Provided records
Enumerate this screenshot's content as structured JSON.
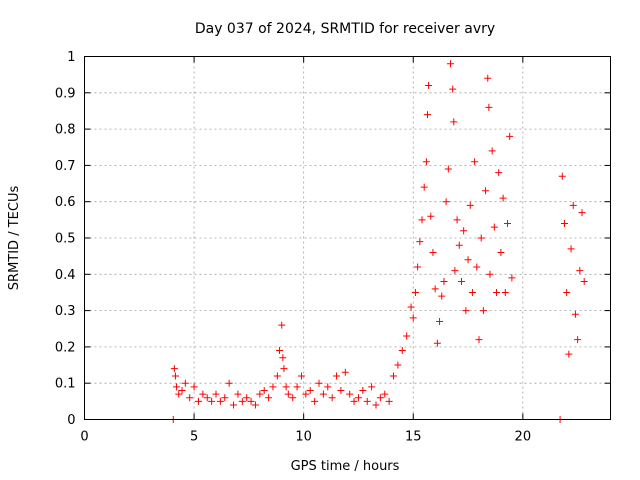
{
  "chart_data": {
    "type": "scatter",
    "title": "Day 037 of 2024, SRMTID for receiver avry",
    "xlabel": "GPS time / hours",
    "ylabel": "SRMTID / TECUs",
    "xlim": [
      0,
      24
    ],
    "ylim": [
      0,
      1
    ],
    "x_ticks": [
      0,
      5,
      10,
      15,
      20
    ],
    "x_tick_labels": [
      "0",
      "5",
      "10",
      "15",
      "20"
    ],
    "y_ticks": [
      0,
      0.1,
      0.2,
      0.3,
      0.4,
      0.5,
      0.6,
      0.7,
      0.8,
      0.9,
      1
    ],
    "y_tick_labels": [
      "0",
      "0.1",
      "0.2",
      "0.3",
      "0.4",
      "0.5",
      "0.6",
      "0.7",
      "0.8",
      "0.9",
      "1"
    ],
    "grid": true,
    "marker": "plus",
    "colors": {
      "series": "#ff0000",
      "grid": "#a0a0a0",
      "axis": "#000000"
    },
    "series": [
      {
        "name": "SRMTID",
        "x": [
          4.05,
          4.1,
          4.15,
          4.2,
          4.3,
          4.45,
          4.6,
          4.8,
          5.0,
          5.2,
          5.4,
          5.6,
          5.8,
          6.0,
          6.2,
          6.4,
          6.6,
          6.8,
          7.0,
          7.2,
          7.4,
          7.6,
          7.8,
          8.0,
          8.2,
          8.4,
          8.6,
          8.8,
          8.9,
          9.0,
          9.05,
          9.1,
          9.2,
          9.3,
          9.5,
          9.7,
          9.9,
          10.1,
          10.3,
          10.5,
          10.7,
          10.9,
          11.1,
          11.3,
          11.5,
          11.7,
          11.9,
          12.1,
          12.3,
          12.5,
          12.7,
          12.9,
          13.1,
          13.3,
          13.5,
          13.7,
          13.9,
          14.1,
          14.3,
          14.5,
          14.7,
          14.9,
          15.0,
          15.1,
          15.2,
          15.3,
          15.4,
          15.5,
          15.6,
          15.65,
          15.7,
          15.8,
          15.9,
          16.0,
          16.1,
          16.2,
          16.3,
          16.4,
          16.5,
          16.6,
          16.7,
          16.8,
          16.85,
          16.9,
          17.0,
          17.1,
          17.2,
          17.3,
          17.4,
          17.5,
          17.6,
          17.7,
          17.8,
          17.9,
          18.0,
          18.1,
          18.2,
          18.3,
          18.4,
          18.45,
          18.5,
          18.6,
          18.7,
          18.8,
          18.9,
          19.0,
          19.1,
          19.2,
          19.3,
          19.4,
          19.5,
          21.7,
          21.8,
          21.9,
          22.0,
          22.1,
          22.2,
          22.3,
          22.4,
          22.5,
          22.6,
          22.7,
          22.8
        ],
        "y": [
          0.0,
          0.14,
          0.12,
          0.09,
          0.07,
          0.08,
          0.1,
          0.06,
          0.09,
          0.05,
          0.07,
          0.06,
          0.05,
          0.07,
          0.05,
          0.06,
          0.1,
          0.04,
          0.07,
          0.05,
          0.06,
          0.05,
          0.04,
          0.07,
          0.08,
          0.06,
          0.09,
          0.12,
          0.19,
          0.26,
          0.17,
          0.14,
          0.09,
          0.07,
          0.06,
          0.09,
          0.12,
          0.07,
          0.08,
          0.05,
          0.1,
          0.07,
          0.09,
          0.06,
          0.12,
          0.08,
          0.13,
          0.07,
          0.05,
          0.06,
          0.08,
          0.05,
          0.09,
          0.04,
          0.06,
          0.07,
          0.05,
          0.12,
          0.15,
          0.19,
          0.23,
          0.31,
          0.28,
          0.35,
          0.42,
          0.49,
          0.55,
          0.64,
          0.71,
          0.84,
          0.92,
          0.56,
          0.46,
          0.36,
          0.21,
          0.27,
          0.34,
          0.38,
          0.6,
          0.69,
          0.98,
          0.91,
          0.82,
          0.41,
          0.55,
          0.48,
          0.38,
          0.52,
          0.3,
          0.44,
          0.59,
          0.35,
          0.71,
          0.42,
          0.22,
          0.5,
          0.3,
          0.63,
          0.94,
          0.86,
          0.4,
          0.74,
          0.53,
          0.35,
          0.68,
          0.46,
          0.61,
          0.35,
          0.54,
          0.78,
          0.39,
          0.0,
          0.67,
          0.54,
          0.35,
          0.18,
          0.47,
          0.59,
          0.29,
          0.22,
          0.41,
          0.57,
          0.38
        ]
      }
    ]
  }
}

---

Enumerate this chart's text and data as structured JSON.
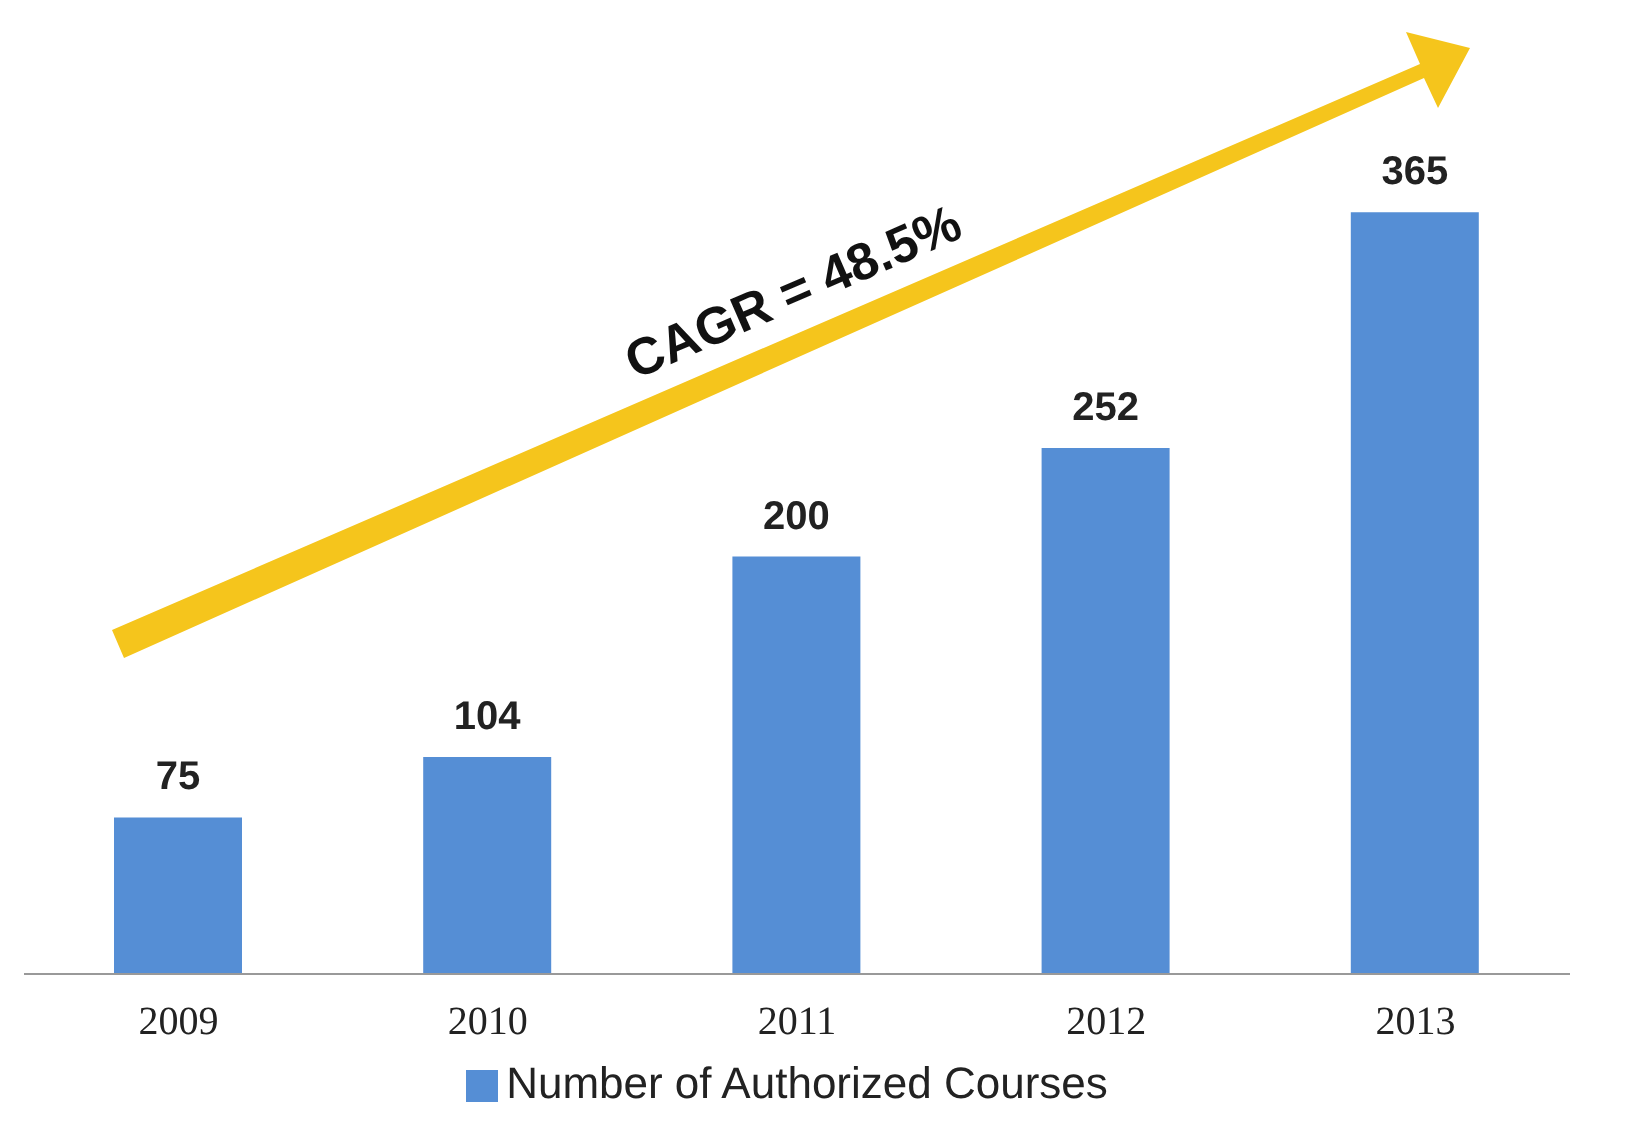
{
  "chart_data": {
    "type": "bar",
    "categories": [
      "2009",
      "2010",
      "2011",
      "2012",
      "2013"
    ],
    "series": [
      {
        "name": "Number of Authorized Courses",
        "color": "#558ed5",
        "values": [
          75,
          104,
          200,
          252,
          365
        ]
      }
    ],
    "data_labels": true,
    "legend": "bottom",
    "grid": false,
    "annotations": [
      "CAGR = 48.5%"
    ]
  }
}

Given request
All lines above with "structured" in them should be returned.

Full answer
Enumerate this screenshot's content as structured JSON.
Enumerate this chart's text and data as structured JSON.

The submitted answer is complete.